INSTRUCTIONS TO FOLLOW
Give the count of lines in the data that include "Российской", with no other words.

Collected data entries

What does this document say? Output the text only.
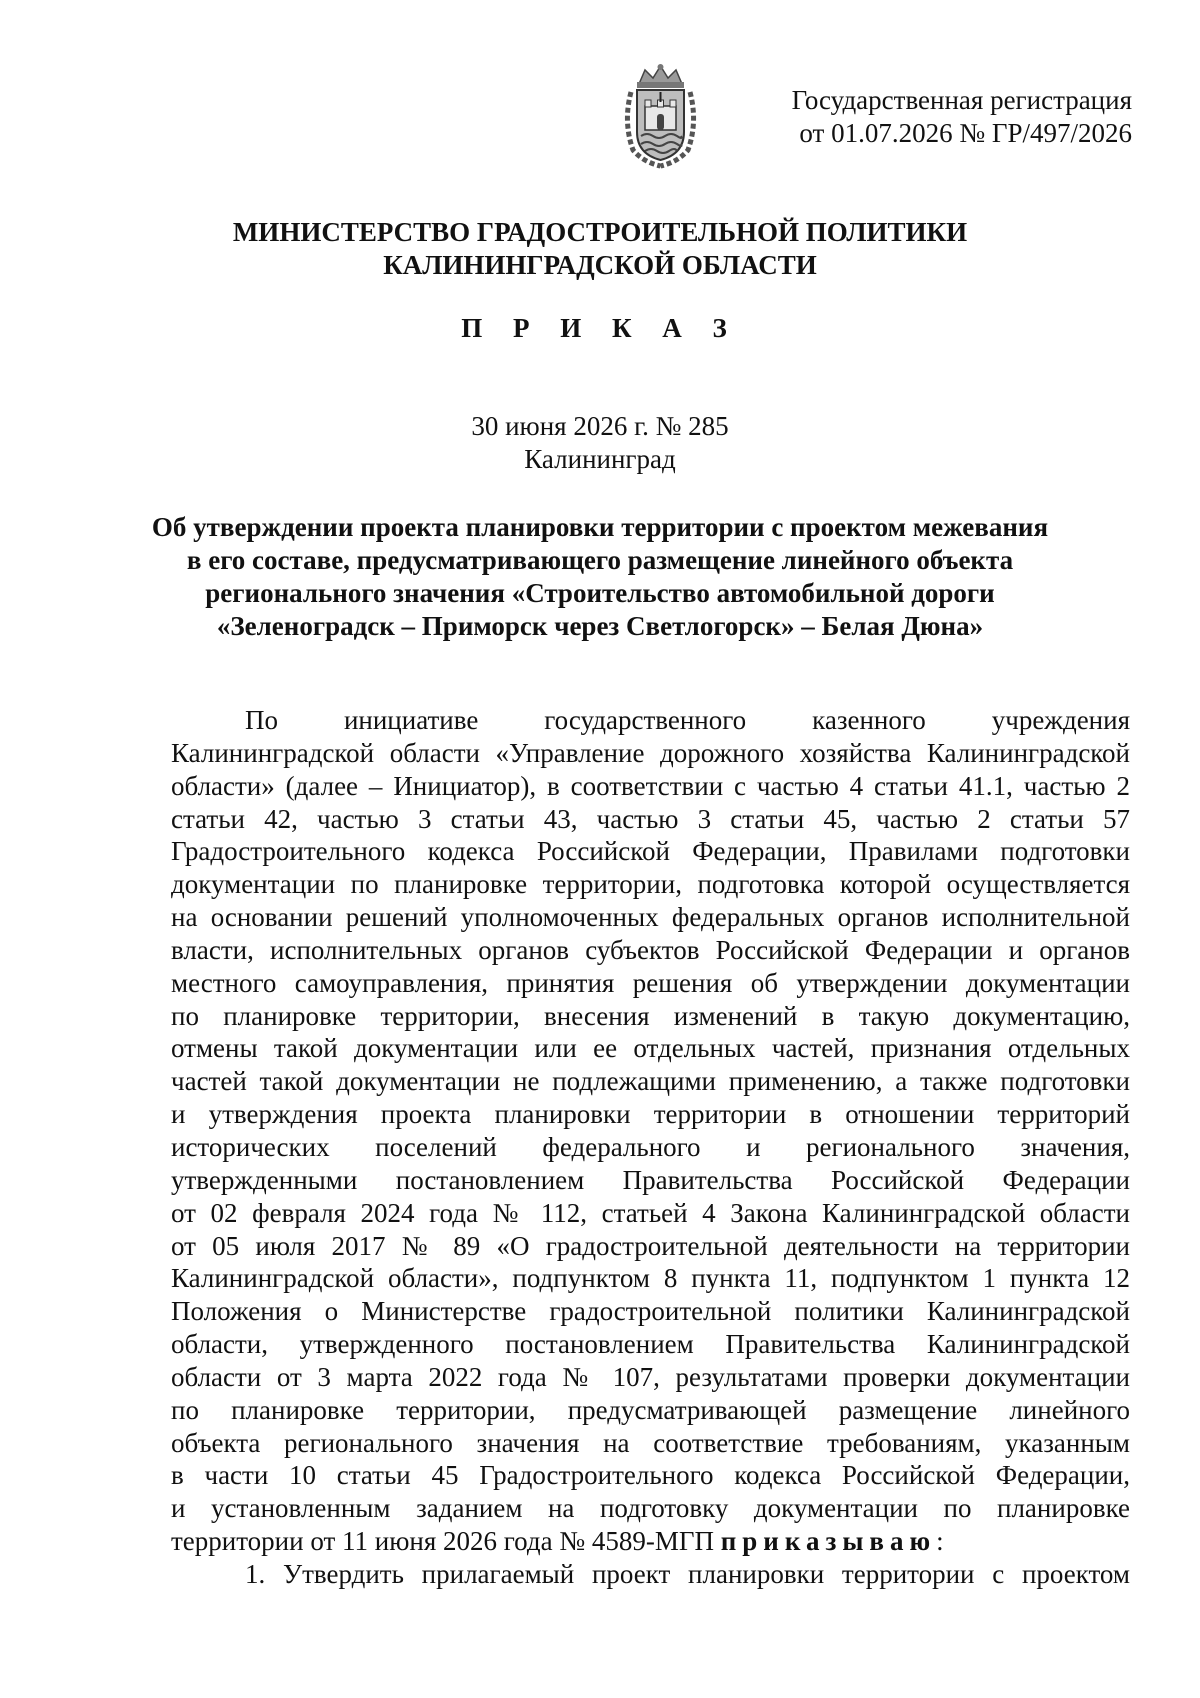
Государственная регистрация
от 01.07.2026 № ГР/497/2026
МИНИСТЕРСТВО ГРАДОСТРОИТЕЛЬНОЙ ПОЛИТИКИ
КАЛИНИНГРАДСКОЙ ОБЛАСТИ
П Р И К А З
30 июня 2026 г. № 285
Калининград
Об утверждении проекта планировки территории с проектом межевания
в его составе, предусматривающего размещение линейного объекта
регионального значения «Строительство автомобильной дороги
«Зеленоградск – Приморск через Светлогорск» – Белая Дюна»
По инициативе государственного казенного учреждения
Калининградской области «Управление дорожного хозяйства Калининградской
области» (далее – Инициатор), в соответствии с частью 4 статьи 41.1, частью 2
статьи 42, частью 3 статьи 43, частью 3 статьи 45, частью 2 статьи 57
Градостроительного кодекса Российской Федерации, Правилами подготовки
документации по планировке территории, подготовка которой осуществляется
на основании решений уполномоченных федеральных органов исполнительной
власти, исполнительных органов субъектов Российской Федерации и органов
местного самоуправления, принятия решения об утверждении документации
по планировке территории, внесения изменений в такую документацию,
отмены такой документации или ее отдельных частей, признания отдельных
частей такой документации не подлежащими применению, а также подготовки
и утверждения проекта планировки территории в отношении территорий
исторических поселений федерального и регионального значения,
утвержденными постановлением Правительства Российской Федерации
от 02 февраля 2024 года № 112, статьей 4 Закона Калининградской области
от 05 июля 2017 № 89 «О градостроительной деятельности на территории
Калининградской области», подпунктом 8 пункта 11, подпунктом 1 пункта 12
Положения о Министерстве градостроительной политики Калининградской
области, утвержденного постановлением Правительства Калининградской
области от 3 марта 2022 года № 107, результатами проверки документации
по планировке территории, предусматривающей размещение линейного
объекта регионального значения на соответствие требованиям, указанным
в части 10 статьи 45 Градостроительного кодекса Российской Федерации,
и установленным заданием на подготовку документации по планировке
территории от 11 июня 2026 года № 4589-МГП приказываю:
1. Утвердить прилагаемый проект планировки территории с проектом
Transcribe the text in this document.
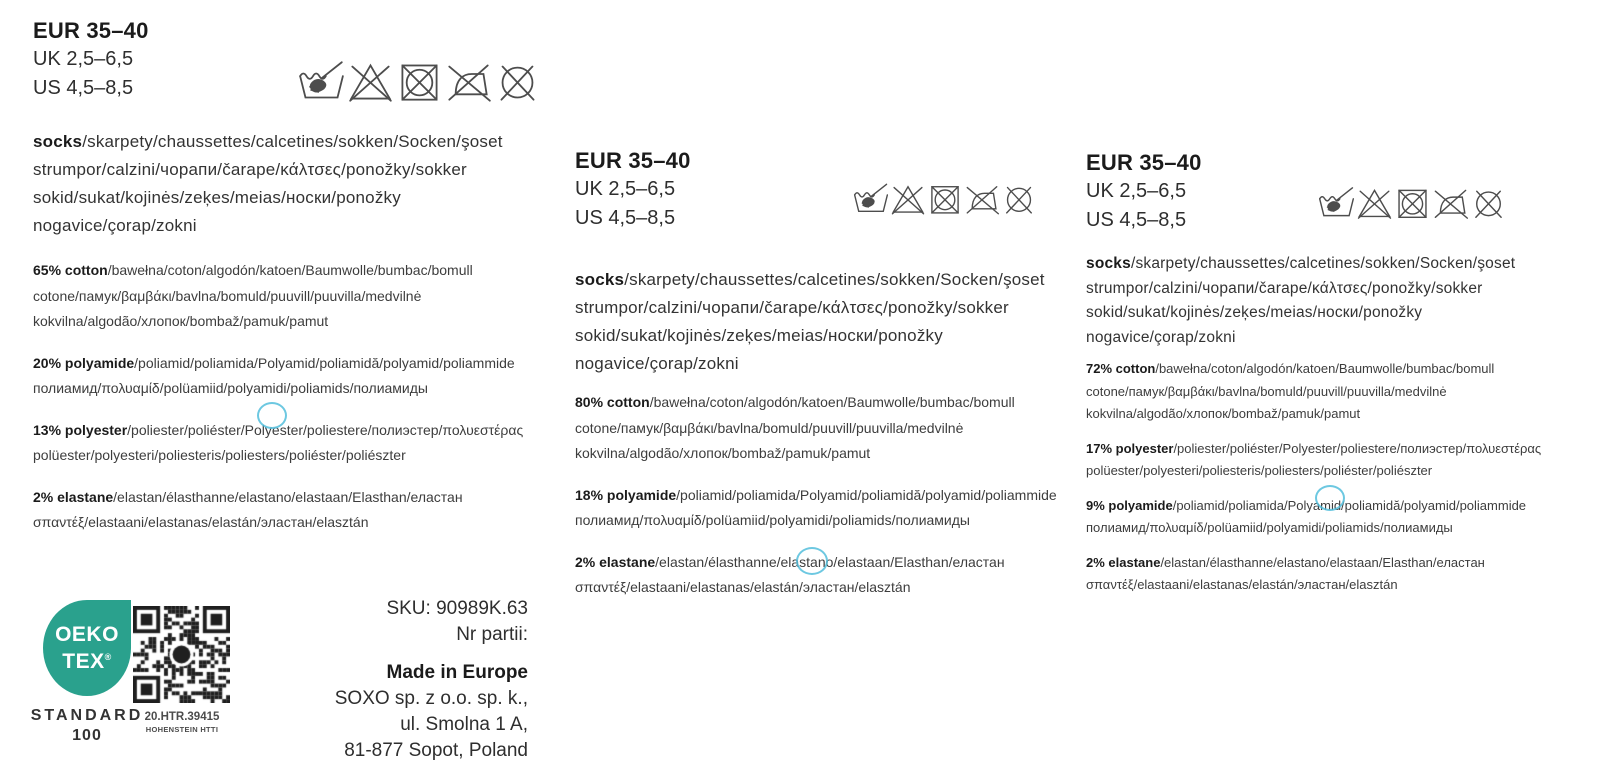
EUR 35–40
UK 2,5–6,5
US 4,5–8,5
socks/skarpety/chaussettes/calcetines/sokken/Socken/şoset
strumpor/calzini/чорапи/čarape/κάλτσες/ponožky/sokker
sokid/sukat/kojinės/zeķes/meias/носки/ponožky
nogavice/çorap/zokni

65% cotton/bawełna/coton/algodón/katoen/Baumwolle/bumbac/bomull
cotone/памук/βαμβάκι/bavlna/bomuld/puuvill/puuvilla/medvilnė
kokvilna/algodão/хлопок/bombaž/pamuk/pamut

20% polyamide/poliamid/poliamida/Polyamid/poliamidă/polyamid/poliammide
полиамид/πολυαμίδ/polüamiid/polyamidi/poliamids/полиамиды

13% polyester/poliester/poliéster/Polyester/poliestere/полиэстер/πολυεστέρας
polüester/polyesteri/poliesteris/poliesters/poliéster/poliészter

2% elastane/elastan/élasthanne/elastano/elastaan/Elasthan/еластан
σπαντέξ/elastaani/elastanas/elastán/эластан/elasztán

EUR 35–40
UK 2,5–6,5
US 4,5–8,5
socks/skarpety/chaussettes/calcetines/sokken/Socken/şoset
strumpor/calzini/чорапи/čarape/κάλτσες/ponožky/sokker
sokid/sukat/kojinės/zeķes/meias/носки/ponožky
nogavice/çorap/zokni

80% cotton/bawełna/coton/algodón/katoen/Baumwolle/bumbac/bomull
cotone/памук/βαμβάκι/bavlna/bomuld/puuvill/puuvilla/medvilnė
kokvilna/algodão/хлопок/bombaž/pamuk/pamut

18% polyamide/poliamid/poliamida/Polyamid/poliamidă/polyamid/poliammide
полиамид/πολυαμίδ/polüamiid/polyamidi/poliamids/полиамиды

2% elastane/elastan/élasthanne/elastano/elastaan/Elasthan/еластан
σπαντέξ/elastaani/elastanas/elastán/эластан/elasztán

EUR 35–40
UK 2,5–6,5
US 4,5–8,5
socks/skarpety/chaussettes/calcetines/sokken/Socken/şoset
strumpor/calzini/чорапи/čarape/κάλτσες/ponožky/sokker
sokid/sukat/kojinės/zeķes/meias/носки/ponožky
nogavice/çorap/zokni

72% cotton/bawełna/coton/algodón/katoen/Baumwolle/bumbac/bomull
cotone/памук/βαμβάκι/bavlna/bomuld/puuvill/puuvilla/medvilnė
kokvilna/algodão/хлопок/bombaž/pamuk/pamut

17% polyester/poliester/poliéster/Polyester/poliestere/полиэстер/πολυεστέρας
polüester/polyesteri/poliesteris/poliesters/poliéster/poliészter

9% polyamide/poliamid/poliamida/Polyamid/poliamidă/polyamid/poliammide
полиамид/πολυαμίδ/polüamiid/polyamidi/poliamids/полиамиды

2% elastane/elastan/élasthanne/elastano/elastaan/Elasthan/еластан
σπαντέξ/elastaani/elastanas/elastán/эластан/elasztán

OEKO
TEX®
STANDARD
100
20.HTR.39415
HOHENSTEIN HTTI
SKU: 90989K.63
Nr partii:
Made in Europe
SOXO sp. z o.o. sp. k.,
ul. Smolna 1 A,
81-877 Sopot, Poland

ANSWER
4